SHORT PROBLEM:
Using the records that follow, copy every line containing the word "функций".

STORED DATA:

****************

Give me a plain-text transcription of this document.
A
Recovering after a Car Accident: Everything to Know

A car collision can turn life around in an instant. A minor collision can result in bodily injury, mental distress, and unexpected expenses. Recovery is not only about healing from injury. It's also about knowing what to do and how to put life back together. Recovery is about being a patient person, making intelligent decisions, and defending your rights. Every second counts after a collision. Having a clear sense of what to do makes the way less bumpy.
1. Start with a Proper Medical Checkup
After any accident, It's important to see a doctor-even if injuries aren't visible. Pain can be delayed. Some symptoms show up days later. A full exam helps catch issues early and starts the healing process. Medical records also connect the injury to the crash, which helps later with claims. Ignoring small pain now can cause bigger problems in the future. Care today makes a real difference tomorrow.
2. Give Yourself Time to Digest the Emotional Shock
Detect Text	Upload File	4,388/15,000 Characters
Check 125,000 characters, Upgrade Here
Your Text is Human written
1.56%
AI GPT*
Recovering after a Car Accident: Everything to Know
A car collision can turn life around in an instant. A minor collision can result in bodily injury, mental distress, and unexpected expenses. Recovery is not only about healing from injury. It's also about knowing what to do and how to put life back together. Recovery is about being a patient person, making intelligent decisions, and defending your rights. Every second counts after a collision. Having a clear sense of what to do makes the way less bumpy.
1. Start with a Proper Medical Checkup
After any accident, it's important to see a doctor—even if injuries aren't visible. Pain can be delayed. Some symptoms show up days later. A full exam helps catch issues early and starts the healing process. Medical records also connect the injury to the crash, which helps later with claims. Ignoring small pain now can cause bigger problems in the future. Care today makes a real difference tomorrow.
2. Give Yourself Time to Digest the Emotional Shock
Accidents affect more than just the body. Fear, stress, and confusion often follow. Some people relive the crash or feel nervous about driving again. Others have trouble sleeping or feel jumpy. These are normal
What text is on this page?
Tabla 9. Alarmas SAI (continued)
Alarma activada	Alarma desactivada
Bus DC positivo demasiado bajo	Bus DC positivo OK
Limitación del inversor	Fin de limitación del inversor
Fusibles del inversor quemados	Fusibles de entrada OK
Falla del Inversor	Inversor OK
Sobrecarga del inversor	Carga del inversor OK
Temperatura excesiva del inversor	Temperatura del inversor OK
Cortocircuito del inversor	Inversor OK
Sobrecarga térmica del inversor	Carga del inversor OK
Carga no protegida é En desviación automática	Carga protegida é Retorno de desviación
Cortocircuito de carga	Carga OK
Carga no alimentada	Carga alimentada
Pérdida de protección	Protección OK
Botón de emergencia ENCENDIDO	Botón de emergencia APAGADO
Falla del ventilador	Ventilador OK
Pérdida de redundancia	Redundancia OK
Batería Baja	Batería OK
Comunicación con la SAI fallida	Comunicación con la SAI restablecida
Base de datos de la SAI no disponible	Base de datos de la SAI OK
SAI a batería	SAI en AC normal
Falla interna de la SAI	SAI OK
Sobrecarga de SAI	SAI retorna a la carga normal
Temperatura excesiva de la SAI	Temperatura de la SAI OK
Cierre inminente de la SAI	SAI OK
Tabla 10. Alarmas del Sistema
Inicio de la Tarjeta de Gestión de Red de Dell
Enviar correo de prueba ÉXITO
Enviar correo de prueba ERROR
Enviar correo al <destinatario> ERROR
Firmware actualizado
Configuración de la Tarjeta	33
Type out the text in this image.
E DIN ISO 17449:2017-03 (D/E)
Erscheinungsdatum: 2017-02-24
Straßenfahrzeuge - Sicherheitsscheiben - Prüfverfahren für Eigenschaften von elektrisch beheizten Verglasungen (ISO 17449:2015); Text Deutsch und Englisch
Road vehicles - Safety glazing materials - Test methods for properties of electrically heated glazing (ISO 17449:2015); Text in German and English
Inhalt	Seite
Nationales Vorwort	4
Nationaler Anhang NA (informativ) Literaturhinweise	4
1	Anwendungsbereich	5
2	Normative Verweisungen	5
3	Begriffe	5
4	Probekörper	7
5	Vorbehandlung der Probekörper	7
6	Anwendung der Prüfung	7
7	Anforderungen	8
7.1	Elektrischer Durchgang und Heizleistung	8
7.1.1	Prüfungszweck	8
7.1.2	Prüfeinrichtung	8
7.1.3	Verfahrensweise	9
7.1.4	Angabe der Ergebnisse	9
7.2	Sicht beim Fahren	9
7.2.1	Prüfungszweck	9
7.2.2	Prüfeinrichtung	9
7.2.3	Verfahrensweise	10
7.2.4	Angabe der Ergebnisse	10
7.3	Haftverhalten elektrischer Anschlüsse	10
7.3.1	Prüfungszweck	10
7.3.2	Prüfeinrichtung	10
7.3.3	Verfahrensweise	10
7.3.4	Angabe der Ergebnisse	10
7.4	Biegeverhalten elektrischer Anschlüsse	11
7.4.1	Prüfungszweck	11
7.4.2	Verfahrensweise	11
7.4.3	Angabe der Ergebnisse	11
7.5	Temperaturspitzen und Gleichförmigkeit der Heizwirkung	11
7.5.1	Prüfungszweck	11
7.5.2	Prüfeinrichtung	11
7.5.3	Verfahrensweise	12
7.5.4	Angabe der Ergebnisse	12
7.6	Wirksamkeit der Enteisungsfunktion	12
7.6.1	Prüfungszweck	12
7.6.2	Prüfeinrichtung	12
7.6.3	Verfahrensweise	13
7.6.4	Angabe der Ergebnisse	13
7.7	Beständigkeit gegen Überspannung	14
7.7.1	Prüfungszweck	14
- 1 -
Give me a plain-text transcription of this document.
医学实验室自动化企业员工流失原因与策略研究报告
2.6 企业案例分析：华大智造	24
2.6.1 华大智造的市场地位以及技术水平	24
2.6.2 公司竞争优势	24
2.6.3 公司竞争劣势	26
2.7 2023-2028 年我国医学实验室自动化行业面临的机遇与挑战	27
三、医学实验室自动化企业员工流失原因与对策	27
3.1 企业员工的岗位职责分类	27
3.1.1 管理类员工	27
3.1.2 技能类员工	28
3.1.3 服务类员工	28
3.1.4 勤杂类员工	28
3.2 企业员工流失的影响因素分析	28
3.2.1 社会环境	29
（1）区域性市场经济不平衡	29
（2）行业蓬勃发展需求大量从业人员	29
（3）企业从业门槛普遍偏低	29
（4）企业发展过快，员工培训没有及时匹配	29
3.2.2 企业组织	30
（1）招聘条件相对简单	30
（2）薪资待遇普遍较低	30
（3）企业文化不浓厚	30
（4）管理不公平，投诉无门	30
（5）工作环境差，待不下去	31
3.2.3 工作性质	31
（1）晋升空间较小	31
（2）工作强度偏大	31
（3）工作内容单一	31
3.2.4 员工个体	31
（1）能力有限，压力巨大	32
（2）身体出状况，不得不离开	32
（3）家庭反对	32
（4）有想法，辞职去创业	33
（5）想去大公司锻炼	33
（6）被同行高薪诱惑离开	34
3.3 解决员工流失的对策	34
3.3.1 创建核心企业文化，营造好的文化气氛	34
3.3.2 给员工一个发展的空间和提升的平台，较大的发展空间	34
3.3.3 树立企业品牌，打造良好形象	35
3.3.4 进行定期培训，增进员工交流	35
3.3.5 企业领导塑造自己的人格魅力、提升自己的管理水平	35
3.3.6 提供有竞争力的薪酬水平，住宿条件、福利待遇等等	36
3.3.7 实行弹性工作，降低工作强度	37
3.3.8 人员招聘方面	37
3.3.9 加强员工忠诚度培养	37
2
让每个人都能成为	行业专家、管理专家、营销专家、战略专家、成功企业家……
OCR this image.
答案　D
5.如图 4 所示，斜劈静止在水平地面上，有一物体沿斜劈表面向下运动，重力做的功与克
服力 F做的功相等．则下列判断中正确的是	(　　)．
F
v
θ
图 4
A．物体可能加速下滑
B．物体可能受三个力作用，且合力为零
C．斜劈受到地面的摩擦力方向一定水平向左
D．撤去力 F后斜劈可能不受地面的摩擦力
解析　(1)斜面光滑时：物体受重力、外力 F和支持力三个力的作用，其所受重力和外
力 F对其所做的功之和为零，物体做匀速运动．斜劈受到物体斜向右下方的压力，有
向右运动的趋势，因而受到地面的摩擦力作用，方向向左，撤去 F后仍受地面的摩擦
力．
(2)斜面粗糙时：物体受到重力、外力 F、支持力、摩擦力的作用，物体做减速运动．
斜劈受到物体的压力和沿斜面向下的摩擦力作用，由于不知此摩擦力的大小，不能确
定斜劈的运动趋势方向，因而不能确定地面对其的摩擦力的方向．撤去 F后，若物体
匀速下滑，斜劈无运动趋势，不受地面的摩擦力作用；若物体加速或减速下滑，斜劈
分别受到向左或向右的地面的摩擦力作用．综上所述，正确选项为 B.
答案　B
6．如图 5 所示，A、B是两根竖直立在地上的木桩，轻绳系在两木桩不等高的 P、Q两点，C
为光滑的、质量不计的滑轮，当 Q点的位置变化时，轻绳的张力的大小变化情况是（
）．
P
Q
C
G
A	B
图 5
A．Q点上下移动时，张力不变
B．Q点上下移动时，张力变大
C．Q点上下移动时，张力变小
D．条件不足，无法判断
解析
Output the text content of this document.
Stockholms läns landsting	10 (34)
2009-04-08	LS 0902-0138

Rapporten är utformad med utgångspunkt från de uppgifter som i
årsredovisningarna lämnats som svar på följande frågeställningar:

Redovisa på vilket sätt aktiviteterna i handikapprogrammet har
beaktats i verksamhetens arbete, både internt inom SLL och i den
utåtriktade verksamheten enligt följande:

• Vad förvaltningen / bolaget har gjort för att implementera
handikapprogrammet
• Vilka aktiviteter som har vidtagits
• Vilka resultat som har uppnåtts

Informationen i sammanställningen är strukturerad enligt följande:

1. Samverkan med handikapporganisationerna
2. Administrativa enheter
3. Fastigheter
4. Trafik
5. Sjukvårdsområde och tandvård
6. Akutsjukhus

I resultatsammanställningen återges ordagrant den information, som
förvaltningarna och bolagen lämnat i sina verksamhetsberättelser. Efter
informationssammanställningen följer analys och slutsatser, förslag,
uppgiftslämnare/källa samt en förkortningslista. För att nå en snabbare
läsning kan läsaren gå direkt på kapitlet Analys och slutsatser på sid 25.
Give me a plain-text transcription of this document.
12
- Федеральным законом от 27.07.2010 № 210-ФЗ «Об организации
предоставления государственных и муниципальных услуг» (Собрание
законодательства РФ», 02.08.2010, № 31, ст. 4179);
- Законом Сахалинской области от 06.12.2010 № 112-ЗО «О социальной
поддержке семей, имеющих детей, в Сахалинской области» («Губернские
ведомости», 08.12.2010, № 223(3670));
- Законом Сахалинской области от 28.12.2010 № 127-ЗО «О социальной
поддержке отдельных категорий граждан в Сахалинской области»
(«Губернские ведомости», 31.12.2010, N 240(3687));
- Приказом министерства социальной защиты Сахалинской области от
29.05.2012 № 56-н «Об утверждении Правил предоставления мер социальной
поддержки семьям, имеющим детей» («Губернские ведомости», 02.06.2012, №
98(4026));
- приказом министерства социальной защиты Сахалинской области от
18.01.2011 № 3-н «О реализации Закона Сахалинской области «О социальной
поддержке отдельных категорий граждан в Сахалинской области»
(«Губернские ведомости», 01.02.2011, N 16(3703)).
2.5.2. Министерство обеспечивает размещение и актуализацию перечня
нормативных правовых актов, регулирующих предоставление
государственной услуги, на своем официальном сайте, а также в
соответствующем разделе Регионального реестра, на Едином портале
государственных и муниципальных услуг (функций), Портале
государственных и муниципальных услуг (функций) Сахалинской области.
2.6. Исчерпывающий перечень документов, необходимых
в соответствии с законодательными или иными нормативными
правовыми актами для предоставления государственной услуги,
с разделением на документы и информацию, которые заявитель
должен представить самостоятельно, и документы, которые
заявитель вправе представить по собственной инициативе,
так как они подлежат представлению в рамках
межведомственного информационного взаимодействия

****************

REPLY:
государственных и муниципальных услуг (функций), Портале
государственных и муниципальных услуг (функций) Сахалинской области.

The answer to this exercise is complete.